▶ **SET TASK**:
All of the data must be printed exactly; please include every line.

::::::::::

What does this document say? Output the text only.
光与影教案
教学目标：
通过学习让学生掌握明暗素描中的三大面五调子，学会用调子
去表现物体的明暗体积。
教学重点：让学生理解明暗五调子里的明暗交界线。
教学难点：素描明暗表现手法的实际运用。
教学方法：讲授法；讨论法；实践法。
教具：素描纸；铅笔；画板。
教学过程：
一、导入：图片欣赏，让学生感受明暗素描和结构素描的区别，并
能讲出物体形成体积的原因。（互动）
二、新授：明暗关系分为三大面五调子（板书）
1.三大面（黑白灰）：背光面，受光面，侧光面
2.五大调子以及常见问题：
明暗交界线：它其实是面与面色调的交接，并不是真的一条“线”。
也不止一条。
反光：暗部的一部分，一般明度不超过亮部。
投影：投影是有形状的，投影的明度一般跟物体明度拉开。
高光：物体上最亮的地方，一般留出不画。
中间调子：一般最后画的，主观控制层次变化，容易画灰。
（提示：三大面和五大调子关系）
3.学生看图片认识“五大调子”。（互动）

::::::::::

▶ **SOLUTION TO THE EXERCISE**:
What does this document say? Output the text only.
光与影教案
教学目标：
通过学习让学生掌握明暗素描中的三大面五调子，学会用调子
去表现物体的明暗体积。
教学重点：让学生理解明暗五调子里的明暗交界线。
教学难点：素描明暗表现手法的实际运用。
教学方法：讲授法；讨论法；实践法。
教具：素描纸；铅笔；画板。
教学过程：
一、导入：图片欣赏，让学生感受明暗素描和结构素描的区别，并
能讲出物体形成体积的原因。（互动）
二、新授：明暗关系分为三大面五调子（板书）
1.三大面（黑白灰）：背光面，受光面，侧光面
2.五大调子以及常见问题：
明暗交界线：它其实是面与面色调的交接，并不是真的一条“线”。
也不止一条。
反光：暗部的一部分，一般明度不超过亮部。
投影：投影是有形状的，投影的明度一般跟物体明度拉开。
高光：物体上最亮的地方，一般留出不画。
中间调子：一般最后画的，主观控制层次变化，容易画灰。
（提示：三大面和五大调子关系）
3.学生看图片认识“五大调子”。（互动）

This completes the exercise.